AIM OF THE EXERCISE —
Go through the listing beneath this task and return every line that carries the string "Avazbek".

[Data entries]
_ _ _
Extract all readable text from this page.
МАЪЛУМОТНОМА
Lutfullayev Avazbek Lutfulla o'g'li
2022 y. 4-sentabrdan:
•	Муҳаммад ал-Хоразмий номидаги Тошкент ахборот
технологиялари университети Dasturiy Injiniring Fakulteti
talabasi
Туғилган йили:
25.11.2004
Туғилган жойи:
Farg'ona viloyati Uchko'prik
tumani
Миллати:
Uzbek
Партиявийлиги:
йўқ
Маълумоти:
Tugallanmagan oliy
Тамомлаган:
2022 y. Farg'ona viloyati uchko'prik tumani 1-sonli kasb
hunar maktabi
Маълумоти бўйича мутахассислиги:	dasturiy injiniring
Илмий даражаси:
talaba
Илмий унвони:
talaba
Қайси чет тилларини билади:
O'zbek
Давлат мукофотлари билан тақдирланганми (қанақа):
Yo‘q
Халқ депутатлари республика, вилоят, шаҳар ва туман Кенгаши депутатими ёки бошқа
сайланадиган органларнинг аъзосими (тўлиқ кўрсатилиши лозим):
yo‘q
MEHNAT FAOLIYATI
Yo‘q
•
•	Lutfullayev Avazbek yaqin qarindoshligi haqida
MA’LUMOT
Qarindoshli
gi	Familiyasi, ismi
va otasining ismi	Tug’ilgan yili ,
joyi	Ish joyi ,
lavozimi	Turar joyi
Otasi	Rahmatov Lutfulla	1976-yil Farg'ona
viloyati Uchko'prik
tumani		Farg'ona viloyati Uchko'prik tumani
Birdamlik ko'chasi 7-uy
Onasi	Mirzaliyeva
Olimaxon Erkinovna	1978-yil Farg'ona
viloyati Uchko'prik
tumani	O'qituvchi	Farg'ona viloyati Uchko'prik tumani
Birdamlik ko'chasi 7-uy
_ _ _
CORRECT OUTPUT —
Lutfullayev Avazbek Lutfulla o'g'li
•	Lutfullayev Avazbek yaqin qarindoshligi haqida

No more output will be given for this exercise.